*WHAT YOU WILL DO:*
Find the lines that hold the word "dung" and return them.
-- START --
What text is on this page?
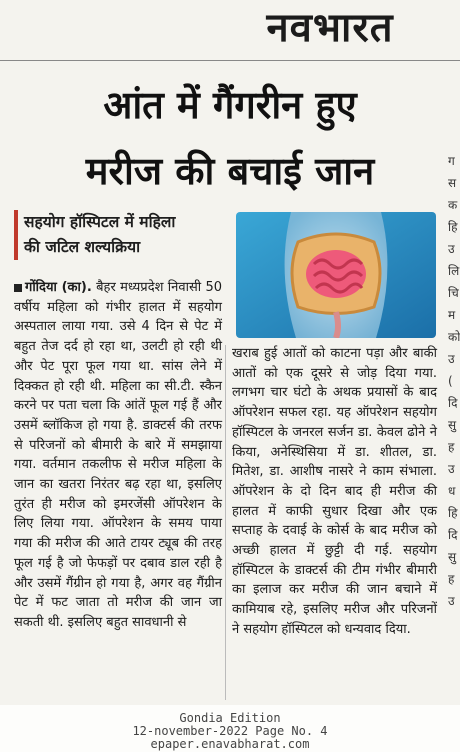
नवभारत
आंत में गैंगरीन हुए
मरीज की बचाई जान
सहयोग हॉस्पिटल में महिला
की जटिल शल्यक्रिया

गोंदिया (का). बैहर मध्यप्रदेश निवासी 50 वर्षीय महिला को गंभीर हालत में सहयोग अस्पताल लाया गया. उसे 4 दिन से पेट में बहुत तेज दर्द हो रहा था, उलटी हो रही थी और पेट पूरा फूल गया था. सांस लेने में दिक्कत हो रही थी. महिला का सी.टी. स्कैन करने पर पता चला कि आंतें फूल गई हैं और उसमें ब्लॉकिज हो गया है. डाक्टर्स की तरफ से परिजनों को बीमारी के बारे में समझाया गया. वर्तमान तकलीफ से मरीज महिला के जान का खतरा निरंतर बढ़ रहा था, इसलिए तुरंत ही मरीज को इमरजेंसी ऑपरेशन के लिए लिया गया. ऑपरेशन के समय पाया गया की मरीज की आते टायर ट्यूब की तरह फूल गई है जो फेफड़ों पर दबाव डाल रही है और उसमें गैंग्रीन हो गया है, अगर वह गैंग्रीन पेट में फट जाता तो मरीज की जान जा सकती थी. इसलिए बहुत सावधानी से

खराब हुई आतों को काटना पड़ा और बाकी आतों को एक दूसरे से जोड़ दिया गया. लगभग चार घंटो के अथक प्रयासों के बाद ऑपरेशन सफल रहा. यह ऑपरेशन सहयोग हॉस्पिटल के जनरल सर्जन डा. केवल ढोने ने किया, अनेस्थिसिया में डा. शीतल, डा. मितेश, डा. आशीष नासरे ने काम संभाला. ऑपरेशन के दो दिन बाद ही मरीज की हालत में काफी सुधार दिखा और एक सप्ताह के दवाई के कोर्स के बाद मरीज को अच्छी हालत में छुट्टी दी गई. सहयोग हॉस्पिटल के डाक्टर्स की टीम गंभीर बीमारी का इलाज कर मरीज की जान बचाने में कामियाब रहे, इसलिए मरीज और परिजनों ने सहयोग हॉस्पिटल को धन्यवाद दिया.

ग
स
क
हि
उ
लि
चि
म
को
उ
(
दि
सु
ह
उ
ध
हि
दि
सु
ह
उ
Gondia Edition
12-november-2022 Page No. 4
epaper.enavabharat.com
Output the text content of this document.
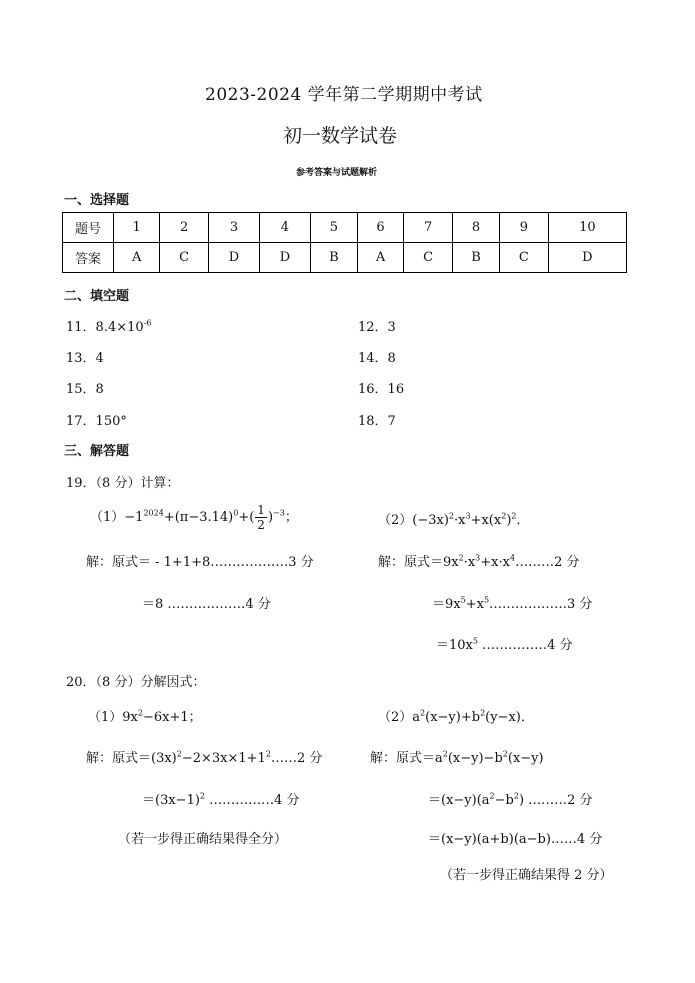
2023-2024 学年第二学期期中考试
初一数学试卷
参考答案与试题解析
一、选择题
题号	1	2	3	4	5	6	7	8	9	10
答案	A	C	D	D	B	A	C	B	C	D
二、填空题
11．$8.4\times 10^{-6}$	12．3
13．4	14．8
15．8	16．16
17．150°	18．7
三、解答题
19．（8 分）计算：
$(1)-1^{2024}+(\pi-3.14)^0+( \frac{1}{2} )^{-3}$；	$(2)(-3x)^2\cdot x^3+x(x^2)^2$．
解：原式＝ - 1+1+8………………3 分
＝8 ………………4 分
解：原式$=9x^2\cdot x^3+x\cdot x^4\dots\dots\dots 2$ 分
$=9x^5+x^5\dots\dots\dots\dots\dots\dots 3$ 分
$=10x^5$ ……………4 分
20．（8 分）分解因式：
$(1)9x^2-6x+1$；	$(2)a^2(x-y)+b^2(y-x)$．
解：原式$=(3x)^2-2\times 3x\times 1+1^2\dots\dots 2$ 分
$=(3x-1)^2$ ……………4 分
（若一步得正确结果得全分）
解：原式$=a^2(x-y)-b^2(x-y)$
$=(x-y)(a^2-b^2)$ ………2 分
＝(x−y)(a+b)(a−b)……4 分
（若一步得正确结果得 2 分）
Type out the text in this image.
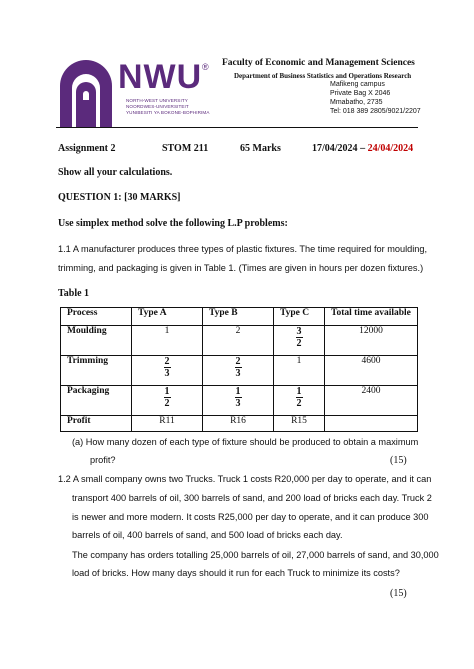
NWU ®
NORTH-WEST UNIVERSITY
NOORDWES-UNIVERSITEIT
YUNIBESITI YA BOKONE-BOPHIRIMA
Faculty of Economic and Management Sciences
Department of Business Statistics and Operations Research
Mafikeng campus
Private Bag X 2046
Mmabatho, 2735
Tel: 018 389 2805/9021/2207
Assignment 2	STOM 211	65 Marks	17/04/2024 – 24/04/2024
Show all your calculations.
QUESTION 1: [30 MARKS]
Use simplex method solve the following L.P problems:
1.1 A manufacturer produces three types of plastic fixtures. The time required for moulding,
trimming, and packaging is given in Table 1. (Times are given in hours per dozen fixtures.)
Table 1
Process	Type A	Type B	Type C	Total time available
Moulding	1	2	$\frac{3}{2}$	12000
Trimming	$\frac{2}{3}$	$\frac{2}{3}$	1	4600
Packaging	$\frac{1}{2}$	$\frac{1}{3}$	$\frac{1}{2}$	2400
Profit	R11	R16	R15	
(a) How many dozen of each type of fixture should be produced to obtain a maximum
profit?	(15)
1.2 A small company owns two Trucks. Truck 1 costs R20,000 per day to operate, and it can
transport 400 barrels of oil, 300 barrels of sand, and 200 load of bricks each day. Truck 2
is newer and more modern. It costs R25,000 per day to operate, and it can produce 300
barrels of oil, 400 barrels of sand, and 500 load of bricks each day.
The company has orders totalling 25,000 barrels of oil, 27,000 barrels of sand, and 30,000
load of bricks. How many days should it run for each Truck to minimize its costs?
(15)
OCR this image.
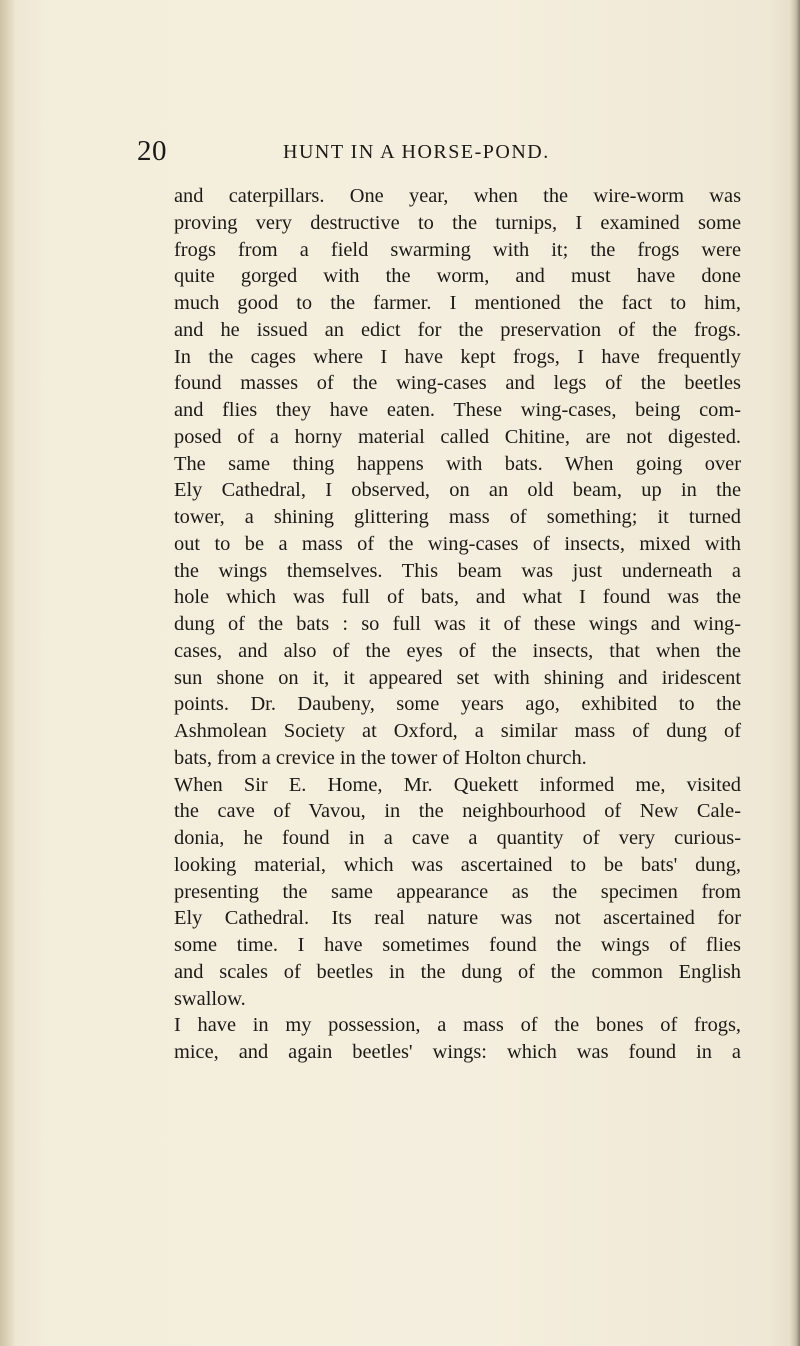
20	HUNT IN A HORSE-POND.
and caterpillars. One year, when the wire-worm was
proving very destructive to the turnips, I examined some
frogs from a field swarming with it; the frogs were
quite gorged with the worm, and must have done
much good to the farmer. I mentioned the fact to him,
and he issued an edict for the preservation of the frogs.
In the cages where I have kept frogs, I have frequently
found masses of the wing-cases and legs of the beetles
and flies they have eaten. These wing-cases, being com-
posed of a horny material called Chitine, are not digested.
The same thing happens with bats. When going over
Ely Cathedral, I observed, on an old beam, up in the
tower, a shining glittering mass of something; it turned
out to be a mass of the wing-cases of insects, mixed with
the wings themselves. This beam was just underneath a
hole which was full of bats, and what I found was the
dung of the bats : so full was it of these wings and wing-
cases, and also of the eyes of the insects, that when the
sun shone on it, it appeared set with shining and iridescent
points. Dr. Daubeny, some years ago, exhibited to the
Ashmolean Society at Oxford, a similar mass of dung of
bats, from a crevice in the tower of Holton church.
When Sir E. Home, Mr. Quekett informed me, visited
the cave of Vavou, in the neighbourhood of New Cale-
donia, he found in a cave a quantity of very curious-
looking material, which was ascertained to be bats' dung,
presenting the same appearance as the specimen from
Ely Cathedral. Its real nature was not ascertained for
some time. I have sometimes found the wings of flies
and scales of beetles in the dung of the common English
swallow.
I have in my possession, a mass of the bones of frogs,
mice, and again beetles' wings: which was found in a
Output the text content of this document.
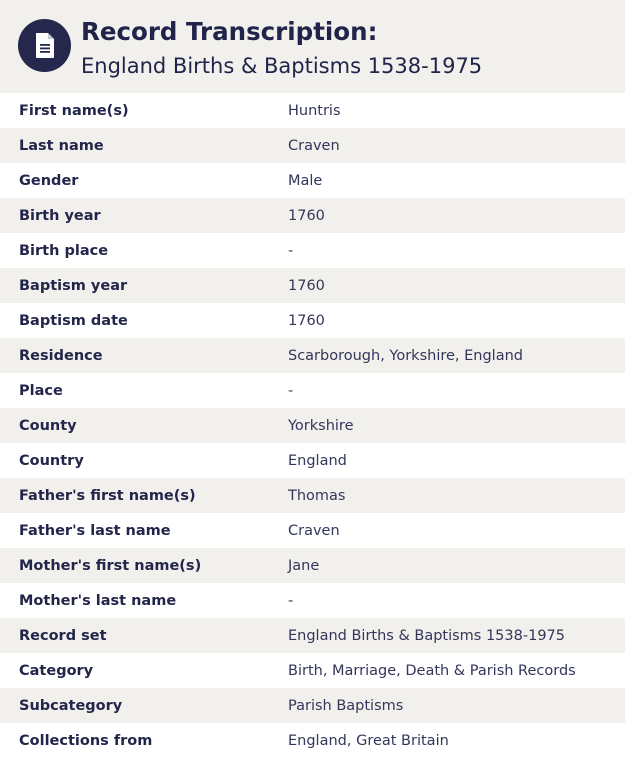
Record Transcription:
England Births & Baptisms 1538-1975
First name(s)	Huntris
Last name	Craven
Gender	Male
Birth year	1760
Birth place	-
Baptism year	1760
Baptism date	1760
Residence	Scarborough, Yorkshire, England
Place	-
County	Yorkshire
Country	England
Father's first name(s)	Thomas
Father's last name	Craven
Mother's first name(s)	Jane
Mother's last name	-
Record set	England Births & Baptisms 1538-1975
Category	Birth, Marriage, Death & Parish Records
Subcategory	Parish Baptisms
Collections from	England, Great Britain
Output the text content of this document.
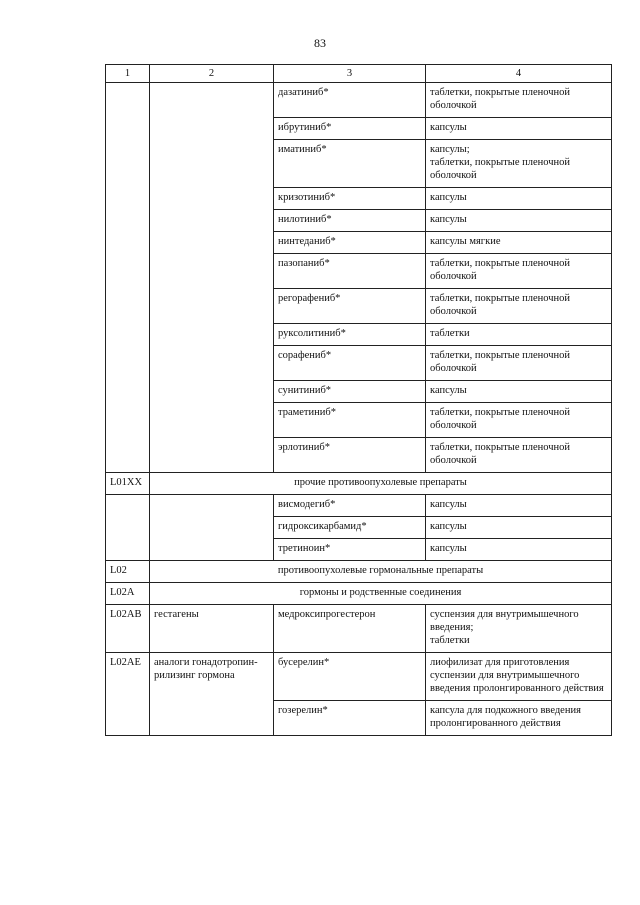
83
1	2	3	4
		дазатиниб*	таблетки, покрытые пленочной оболочкой
		ибрутиниб*	капсулы
		иматиниб*	капсулы;
таблетки, покрытые пленочной оболочкой
		кризотиниб*	капсулы
		нилотиниб*	капсулы
		нинтеданиб*	капсулы мягкие
		пазопаниб*	таблетки, покрытые пленочной оболочкой
		регорафениб*	таблетки, покрытые пленочной оболочкой
		руксолитиниб*	таблетки
		сорафениб*	таблетки, покрытые пленочной оболочкой
		сунитиниб*	капсулы
		траметиниб*	таблетки, покрытые пленочной оболочкой
		эрлотиниб*	таблетки, покрытые пленочной оболочкой
L01XX	прочие противоопухолевые препараты		
		висмодегиб*	капсулы
		гидроксикарбамид*	капсулы
		третиноин*	капсулы
L02	противоопухолевые гормональные препараты		
L02A	гормоны и родственные соединения		
L02AB	гестагены	медроксипрогестерон	суспензия для внутримышечного введения;
таблетки
L02AE	аналоги гонадотропин-рилизинг гормона	бусерелин*	лиофилизат для приготовления суспензии для внутримышечного введения пролонгированного действия
		гозерелин*	капсула для подкожного введения пролонгированного действия
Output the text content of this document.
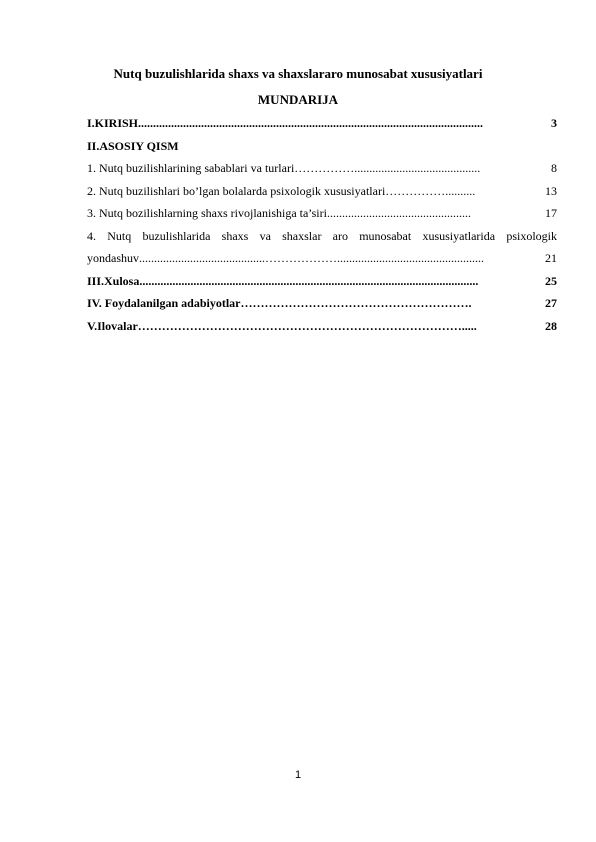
Nutq buzulishlarida shaxs va shaxslararo munosabat xususiyatlari
MUNDARIJA
I.KIRISH ...................................................................................................................	3
II.ASOSIY QISM
1. Nutq buzilishlarining sabablari va turlari ……………..........................................	8
2. Nutq buzilishlari bo’lgan bolalarda psixologik xususiyatlari ……………..........	13
3. Nutq bozilishlarning shaxs rivojlanishiga ta’siri ................................................	17
4. Nutq buzulishlarida shaxs va shaxslar aro munosabat xususiyatlarida psixologik
yondashuv ..........................................……………….................................................	21
III.Xulosa .................................................................................................................	25
IV. Foydalanilgan adabiyotlar ………………………………………………….	27
V.Ilovalar ……………………………………………………………………….....	28
1
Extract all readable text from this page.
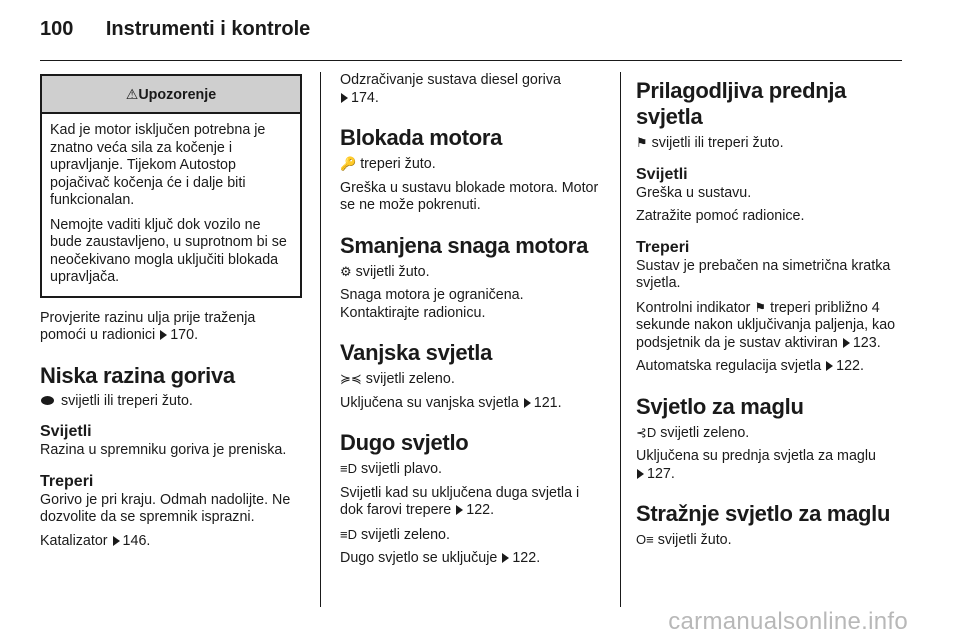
100 Instrumenti i kontrole
⚠Upozorenje

Kad je motor isključen potrebna je znatno veća sila za kočenje i upravljanje. Tijekom Autostop pojačivač kočenja će i dalje biti funkcionalan.

Nemojte vaditi ključ dok vozilo ne bude zaustavljeno, u suprotnom bi se neočekivano mogla uključiti blokada upravljača.

Provjerite razinu ulja prije traženja pomoći u radionici 170.

Niska razina goriva

svijetli ili treperi žuto.

Svijetli

Razina u spremniku goriva je preniska.

Treperi

Gorivo je pri kraju. Odmah nadolijte. Ne dozvolite da se spremnik isprazni.

Katalizator 146.

Odzračivanje sustava diesel goriva
174.

Blokada motora

🔑 treperi žuto.

Greška u sustavu blokade motora. Motor se ne može pokrenuti.

Smanjena snaga motora

⚙ svijetli žuto.

Snaga motora je ograničena. Kontaktirajte radionicu.

Vanjska svjetla

≽≼ svijetli zeleno.

Uključena su vanjska svjetla 121.

Dugo svjetlo

≡D svijetli plavo.

Svijetli kad su uključena duga svjetla i dok farovi trepere 122.

≡D svijetli zeleno.

Dugo svjetlo se uključuje 122.

Prilagodljiva prednja svjetla

⚑ svijetli ili treperi žuto.

Svijetli

Greška u sustavu.

Zatražite pomoć radionice.

Treperi

Sustav je prebačen na simetrična kratka svjetla.

Kontrolni indikator ⚑ treperi približno 4 sekunde nakon uključivanja paljenja, kao podsjetnik da je sustav aktiviran 123.

Automatska regulacija svjetla 122.

Svjetlo za maglu

⊰D svijetli zeleno.

Uključena su prednja svjetla za maglu
127.

Stražnje svjetlo za maglu

O≡ svijetli žuto.

carmanualsonline.info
-- END --
*ANSWER FOR THE TASK:*
dung of the bats : so full was it of these wings and wing-
Ashmolean Society at Oxford, a similar mass of dung of
looking material, which was ascertained to be bats' dung,
and scales of beetles in the dung of the common English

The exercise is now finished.